Raw data:

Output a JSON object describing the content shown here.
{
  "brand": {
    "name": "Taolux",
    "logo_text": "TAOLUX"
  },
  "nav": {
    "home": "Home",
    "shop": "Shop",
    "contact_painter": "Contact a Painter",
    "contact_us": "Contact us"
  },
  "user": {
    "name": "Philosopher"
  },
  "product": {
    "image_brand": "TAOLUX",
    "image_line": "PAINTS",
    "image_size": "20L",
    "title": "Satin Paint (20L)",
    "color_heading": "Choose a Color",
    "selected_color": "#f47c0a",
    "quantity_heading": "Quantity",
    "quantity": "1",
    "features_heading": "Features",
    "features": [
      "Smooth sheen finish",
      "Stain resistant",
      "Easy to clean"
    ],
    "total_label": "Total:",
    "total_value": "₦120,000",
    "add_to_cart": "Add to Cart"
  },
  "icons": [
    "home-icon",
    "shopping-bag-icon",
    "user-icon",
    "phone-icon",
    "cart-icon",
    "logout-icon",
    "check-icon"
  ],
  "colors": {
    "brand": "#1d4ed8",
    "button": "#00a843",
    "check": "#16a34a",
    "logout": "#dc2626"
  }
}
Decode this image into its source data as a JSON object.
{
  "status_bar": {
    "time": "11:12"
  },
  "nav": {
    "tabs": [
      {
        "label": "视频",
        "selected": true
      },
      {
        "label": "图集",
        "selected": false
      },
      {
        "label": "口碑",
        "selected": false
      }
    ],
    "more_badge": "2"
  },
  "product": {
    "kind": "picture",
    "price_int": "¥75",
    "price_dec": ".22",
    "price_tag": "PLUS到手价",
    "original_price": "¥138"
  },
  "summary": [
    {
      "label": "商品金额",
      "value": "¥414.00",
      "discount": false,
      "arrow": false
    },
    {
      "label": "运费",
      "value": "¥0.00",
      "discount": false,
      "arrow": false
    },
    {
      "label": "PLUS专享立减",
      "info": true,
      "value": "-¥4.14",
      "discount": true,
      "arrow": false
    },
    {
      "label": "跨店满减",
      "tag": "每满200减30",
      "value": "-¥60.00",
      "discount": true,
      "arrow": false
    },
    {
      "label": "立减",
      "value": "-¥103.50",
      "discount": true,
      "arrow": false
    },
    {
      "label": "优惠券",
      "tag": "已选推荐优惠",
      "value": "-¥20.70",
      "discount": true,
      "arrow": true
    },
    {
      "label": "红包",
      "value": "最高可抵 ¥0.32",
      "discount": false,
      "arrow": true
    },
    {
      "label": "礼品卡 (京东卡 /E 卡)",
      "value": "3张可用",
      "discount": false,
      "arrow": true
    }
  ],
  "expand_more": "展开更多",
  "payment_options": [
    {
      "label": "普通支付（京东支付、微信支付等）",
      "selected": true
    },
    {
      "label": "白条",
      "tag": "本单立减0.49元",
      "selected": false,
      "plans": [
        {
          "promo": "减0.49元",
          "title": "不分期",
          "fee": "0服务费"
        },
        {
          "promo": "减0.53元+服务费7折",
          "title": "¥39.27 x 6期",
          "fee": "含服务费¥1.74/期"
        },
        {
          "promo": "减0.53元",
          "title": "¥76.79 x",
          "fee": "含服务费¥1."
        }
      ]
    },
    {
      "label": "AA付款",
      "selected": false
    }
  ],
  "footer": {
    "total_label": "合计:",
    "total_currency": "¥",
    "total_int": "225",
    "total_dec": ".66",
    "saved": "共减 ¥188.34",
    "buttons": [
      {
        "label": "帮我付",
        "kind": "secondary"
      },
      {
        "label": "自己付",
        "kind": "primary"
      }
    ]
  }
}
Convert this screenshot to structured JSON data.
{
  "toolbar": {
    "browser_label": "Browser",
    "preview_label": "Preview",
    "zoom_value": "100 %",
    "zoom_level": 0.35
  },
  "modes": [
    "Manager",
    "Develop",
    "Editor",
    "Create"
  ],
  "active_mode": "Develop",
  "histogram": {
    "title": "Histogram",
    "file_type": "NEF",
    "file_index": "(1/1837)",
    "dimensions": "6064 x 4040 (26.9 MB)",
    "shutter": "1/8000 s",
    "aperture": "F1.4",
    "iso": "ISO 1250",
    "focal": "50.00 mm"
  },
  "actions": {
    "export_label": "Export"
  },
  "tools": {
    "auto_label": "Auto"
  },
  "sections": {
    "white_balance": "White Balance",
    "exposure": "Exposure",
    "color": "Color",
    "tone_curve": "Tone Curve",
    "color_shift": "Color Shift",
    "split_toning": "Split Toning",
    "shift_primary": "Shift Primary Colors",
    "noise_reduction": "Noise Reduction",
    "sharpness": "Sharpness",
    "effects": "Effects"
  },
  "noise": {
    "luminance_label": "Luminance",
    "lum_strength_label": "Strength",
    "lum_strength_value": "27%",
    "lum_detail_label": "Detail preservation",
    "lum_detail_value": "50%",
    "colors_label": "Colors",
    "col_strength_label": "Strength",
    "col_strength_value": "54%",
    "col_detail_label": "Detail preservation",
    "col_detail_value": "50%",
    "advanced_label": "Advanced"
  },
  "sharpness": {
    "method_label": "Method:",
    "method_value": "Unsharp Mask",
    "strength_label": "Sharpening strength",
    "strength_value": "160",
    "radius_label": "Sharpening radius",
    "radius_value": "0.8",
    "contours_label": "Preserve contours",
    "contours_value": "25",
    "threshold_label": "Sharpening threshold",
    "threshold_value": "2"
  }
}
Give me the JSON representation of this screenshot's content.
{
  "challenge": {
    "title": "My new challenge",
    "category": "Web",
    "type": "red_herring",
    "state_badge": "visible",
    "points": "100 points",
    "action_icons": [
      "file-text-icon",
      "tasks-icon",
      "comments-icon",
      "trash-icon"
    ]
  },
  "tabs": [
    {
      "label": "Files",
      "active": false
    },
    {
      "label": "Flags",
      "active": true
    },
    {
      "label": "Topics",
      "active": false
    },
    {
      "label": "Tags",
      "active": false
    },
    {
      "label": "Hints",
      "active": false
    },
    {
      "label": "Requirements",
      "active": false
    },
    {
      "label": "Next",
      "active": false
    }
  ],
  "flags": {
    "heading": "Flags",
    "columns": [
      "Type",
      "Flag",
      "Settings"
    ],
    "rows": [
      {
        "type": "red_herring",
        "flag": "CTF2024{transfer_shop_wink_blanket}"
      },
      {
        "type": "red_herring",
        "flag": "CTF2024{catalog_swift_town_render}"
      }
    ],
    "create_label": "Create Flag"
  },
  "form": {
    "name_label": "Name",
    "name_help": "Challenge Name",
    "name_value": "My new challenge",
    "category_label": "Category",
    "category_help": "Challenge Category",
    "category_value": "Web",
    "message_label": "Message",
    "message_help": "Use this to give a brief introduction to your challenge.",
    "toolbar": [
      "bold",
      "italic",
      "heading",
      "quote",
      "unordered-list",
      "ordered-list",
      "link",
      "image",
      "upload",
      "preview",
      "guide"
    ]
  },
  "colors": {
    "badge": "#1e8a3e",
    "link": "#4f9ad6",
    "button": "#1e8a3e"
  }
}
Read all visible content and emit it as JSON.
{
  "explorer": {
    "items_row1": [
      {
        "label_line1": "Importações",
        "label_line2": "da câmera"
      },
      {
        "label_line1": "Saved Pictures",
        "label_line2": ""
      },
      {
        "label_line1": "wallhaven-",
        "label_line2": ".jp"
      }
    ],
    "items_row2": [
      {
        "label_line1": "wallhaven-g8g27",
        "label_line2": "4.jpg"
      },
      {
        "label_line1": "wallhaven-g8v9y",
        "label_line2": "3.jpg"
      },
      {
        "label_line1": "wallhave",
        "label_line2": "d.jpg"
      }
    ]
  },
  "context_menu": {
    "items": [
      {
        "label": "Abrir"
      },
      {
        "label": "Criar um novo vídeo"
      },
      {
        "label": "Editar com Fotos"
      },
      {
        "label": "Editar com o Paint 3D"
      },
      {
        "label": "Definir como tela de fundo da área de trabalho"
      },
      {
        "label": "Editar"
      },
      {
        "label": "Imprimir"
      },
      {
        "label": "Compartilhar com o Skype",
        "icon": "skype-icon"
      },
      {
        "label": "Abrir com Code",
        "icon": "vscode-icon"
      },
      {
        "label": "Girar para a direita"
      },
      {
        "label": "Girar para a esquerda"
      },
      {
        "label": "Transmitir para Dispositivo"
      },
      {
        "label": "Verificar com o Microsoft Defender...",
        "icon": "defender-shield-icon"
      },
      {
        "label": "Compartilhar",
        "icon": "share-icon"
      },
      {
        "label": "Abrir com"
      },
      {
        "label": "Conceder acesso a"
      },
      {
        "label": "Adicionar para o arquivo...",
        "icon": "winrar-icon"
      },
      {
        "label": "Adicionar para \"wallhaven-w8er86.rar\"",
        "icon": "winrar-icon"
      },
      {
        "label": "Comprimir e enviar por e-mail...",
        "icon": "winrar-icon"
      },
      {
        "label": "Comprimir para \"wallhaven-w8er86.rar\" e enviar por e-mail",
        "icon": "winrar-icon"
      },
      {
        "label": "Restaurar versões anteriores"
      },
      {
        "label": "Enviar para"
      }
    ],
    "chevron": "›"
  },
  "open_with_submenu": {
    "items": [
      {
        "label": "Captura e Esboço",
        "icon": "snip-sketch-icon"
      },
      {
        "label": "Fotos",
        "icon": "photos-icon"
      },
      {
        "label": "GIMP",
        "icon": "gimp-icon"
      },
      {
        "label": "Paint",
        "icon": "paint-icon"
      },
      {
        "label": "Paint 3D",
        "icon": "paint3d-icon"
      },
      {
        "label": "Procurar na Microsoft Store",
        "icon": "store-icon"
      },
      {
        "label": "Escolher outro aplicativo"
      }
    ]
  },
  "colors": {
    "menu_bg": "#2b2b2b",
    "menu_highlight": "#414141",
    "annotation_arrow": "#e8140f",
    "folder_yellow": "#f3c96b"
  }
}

The task:
Scan the material above for the word "this". Copy each line where it occurs.

Output of the exercise:
Decode this image into its source data as a JSON object.
Convert this screenshot to structured JSON data.
Give me the JSON representation of this screenshot's content.
    "message_help": "Use this to give a brief introduction to your challenge.",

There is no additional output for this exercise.